To do: Each entry below should be reproduced character for character.

※ ※ ※

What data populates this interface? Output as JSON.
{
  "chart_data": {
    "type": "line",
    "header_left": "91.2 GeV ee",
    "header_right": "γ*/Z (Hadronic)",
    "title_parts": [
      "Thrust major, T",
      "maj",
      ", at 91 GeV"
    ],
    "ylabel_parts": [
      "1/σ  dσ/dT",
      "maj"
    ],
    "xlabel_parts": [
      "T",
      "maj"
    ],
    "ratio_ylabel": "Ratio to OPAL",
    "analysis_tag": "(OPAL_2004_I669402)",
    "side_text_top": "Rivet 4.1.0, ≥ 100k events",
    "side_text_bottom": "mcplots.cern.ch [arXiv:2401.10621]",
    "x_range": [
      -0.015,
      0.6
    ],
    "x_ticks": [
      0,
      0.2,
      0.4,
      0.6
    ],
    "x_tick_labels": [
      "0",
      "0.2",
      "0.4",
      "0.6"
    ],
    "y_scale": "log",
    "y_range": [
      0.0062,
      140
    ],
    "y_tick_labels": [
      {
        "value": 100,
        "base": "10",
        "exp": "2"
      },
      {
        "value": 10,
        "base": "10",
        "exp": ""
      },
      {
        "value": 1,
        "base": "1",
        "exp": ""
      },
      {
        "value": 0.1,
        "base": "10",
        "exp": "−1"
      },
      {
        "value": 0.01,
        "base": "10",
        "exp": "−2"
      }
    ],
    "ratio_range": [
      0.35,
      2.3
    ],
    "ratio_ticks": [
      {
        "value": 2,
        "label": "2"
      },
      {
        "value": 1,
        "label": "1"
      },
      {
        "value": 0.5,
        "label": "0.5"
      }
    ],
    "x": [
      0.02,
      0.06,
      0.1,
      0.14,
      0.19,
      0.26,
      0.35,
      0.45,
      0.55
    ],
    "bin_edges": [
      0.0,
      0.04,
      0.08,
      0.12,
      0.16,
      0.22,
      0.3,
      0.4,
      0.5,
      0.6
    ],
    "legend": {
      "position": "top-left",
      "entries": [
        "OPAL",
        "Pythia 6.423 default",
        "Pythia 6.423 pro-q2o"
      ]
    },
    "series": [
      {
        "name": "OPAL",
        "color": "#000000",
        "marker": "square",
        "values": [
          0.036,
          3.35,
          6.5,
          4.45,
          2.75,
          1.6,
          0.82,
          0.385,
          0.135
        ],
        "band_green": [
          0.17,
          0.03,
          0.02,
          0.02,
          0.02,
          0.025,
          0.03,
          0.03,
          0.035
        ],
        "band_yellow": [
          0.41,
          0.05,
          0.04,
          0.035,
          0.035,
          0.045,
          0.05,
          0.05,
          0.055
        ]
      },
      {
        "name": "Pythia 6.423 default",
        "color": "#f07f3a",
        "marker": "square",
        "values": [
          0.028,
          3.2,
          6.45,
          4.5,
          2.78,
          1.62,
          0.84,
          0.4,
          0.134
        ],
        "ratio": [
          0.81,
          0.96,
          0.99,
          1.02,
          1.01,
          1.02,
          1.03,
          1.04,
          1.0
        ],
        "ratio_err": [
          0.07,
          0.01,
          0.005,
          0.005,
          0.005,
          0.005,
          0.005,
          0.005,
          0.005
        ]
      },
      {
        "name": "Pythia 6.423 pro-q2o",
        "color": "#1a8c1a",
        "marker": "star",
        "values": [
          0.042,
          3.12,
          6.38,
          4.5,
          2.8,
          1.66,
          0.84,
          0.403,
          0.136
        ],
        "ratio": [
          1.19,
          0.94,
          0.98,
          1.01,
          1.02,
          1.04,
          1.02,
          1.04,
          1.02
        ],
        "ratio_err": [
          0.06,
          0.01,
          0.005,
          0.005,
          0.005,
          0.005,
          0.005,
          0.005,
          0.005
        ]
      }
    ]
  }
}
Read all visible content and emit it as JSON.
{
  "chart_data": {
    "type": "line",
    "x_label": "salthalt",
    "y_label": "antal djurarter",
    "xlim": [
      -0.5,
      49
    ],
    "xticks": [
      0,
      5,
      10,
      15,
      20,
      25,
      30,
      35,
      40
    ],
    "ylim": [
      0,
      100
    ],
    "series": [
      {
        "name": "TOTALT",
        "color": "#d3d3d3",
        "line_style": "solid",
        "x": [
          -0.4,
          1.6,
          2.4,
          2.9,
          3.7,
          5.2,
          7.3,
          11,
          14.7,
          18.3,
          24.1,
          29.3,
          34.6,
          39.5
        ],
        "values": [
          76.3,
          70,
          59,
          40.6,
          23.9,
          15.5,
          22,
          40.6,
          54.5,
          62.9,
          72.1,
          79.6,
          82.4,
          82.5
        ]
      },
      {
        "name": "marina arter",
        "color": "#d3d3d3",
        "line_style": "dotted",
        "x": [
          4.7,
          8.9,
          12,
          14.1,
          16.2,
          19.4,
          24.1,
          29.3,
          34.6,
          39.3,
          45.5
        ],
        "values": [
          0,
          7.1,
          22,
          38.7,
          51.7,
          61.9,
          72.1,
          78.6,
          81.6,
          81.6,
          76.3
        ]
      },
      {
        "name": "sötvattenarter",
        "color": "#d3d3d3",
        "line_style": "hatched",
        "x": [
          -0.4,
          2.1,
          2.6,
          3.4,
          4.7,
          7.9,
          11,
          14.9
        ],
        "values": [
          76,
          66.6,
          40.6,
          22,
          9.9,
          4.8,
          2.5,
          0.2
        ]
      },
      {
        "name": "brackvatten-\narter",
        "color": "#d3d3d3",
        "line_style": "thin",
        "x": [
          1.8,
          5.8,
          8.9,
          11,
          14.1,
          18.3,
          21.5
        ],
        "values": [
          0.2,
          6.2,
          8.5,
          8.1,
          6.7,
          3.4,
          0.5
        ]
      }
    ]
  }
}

※ ※ ※

Result for this task:
What data populates this interface? Output as JSON.
{
  "chart_data": {
    "type": "line",
    "header_left": "91.2 GeV ee",
    "header_right": "γ*/Z (Hadronic)",
    "title_parts": [
      "Thrust major, T",
      "maj",
      ", at 91 GeV"
    ],
    "ylabel_parts": [
      "1/σ  dσ/dT",
      "maj"
    ],
    "xlabel_parts": [
      "T",
      "maj"
    ],
    "ratio_ylabel": "Ratio to OPAL",
    "analysis_tag": "(OPAL_2004_I669402)",
    "side_text_top": "Rivet 4.1.0, ≥ 100k events",
    "side_text_bottom": "mcplots.cern.ch [arXiv:2401.10621]",
    "x_range": [
      -0.015,
      0.6
    ],
    "x_ticks": [
      0,
      0.2,
      0.4,
      0.6
    ],
    "x_tick_labels": [
      "0",
      "0.2",
      "0.4",
      "0.6"
    ],
    "y_scale": "log",
    "y_range": [
      0.0062,
      140
    ],
    "y_tick_labels": [
      {
        "value": 100,
        "base": "10",
        "exp": "2"
      },
      {
        "value": 10,
        "base": "10",
        "exp": ""
      },
      {
        "value": 1,
        "base": "1",
        "exp": ""
      },
      {
        "value": 0.1,
        "base": "10",
        "exp": "−1"
      },
      {
        "value": 0.01,
        "base": "10",
        "exp": "−2"
      }
    ],
    "ratio_range": [
      0.35,
      2.3
    ],
    "ratio_ticks": [
      {
        "value": 2,
        "label": "2"
      },
      {
        "value": 1,
        "label": "1"
      },
      {
        "value": 0.5,
        "label": "0.5"
      }
    ],
    "x": [
      0.02,
      0.06,
      0.1,
      0.14,
      0.19,
      0.26,
      0.35,
      0.45,
      0.55
    ],
    "bin_edges": [
      0.0,
      0.04,
      0.08,
      0.12,
      0.16,
      0.22,
      0.3,
      0.4,
      0.5,
      0.6
    ],
    "legend": {
      "position": "top-left",
      "entries": [
        "OPAL",
        "Pythia 6.423 default",
        "Pythia 6.423 pro-q2o"
      ]
    },
    "series": [
      {
        "name": "OPAL",
        "color": "#000000",
        "marker": "square",
        "values": [
          0.036,
          3.35,
          6.5,
          4.45,
          2.75,
          1.6,
          0.82,
          0.385,
          0.135
        ],
        "band_green": [
          0.17,
          0.03,
          0.02,
          0.02,
          0.02,
          0.025,
          0.03,
          0.03,
          0.035
        ],
        "band_yellow": [
          0.41,
          0.05,
          0.04,
          0.035,
          0.035,
          0.045,
          0.05,
          0.05,
          0.055
        ]
      },
      {
        "name": "Pythia 6.423 default",
        "color": "#f07f3a",
        "marker": "square",
        "values": [
          0.028,
          3.2,
          6.45,
          4.5,
          2.78,
          1.62,
          0.84,
          0.4,
          0.134
        ],
        "ratio": [
          0.81,
          0.96,
          0.99,
          1.02,
          1.01,
          1.02,
          1.03,
          1.04,
          1.0
        ],
        "ratio_err": [
          0.07,
          0.01,
          0.005,
          0.005,
          0.005,
          0.005,
          0.005,
          0.005,
          0.005
        ]
      },
      {
        "name": "Pythia 6.423 pro-q2o",
        "color": "#1a8c1a",
        "marker": "star",
        "values": [
          0.042,
          3.12,
          6.38,
          4.5,
          2.8,
          1.66,
          0.84,
          0.403,
          0.136
        ],
        "ratio": [
          1.19,
          0.94,
          0.98,
          1.01,
          1.02,
          1.04,
          1.02,
          1.04,
          1.02
        ],
        "ratio_err": [
          0.06,
          0.01,
          0.005,
          0.005,
          0.005,
          0.005,
          0.005,
          0.005,
          0.005
        ]
      }
    ]
  }
}
Read all visible content and emit it as JSON.
{
  "chart_data": {
    "type": "line",
    "x_label": "salthalt",
    "y_label": "antal djurarter",
    "xlim": [
      -0.5,
      49
    ],
    "xticks": [
      0,
      5,
      10,
      15,
      20,
      25,
      30,
      35,
      40
    ],
    "ylim": [
      0,
      100
    ],
    "series": [
      {
        "name": "TOTALT",
        "color": "#d3d3d3",
        "line_style": "solid",
        "x": [
          -0.4,
          1.6,
          2.4,
          2.9,
          3.7,
          5.2,
          7.3,
          11,
          14.7,
          18.3,
          24.1,
          29.3,
          34.6,
          39.5
        ],
        "values": [
          76.3,
          70,
          59,
          40.6,
          23.9,
          15.5,
          22,
          40.6,
          54.5,
          62.9,
          72.1,
          79.6,
          82.4,
          82.5
        ]
      },
      {
        "name": "marina arter",
        "color": "#d3d3d3",
        "line_style": "dotted",
        "x": [
          4.7,
          8.9,
          12,
          14.1,
          16.2,
          19.4,
          24.1,
          29.3,
          34.6,
          39.3,
          45.5
        ],
        "values": [
          0,
          7.1,
          22,
          38.7,
          51.7,
          61.9,
          72.1,
          78.6,
          81.6,
          81.6,
          76.3
        ]
      },
      {
        "name": "sötvattenarter",
        "color": "#d3d3d3",
        "line_style": "hatched",
        "x": [
          -0.4,
          2.1,
          2.6,
          3.4,
          4.7,
          7.9,
          11,
          14.9
        ],
        "values": [
          76,
          66.6,
          40.6,
          22,
          9.9,
          4.8,
          2.5,
          0.2
        ]
      },
      {
        "name": "brackvatten-\narter",
        "color": "#d3d3d3",
        "line_style": "thin",
        "x": [
          1.8,
          5.8,
          8.9,
          11,
          14.1,
          18.3,
          21.5
        ],
        "values": [
          0.2,
          6.2,
          8.5,
          8.1,
          6.7,
          3.4,
          0.5
        ]
      }
    ]
  }
}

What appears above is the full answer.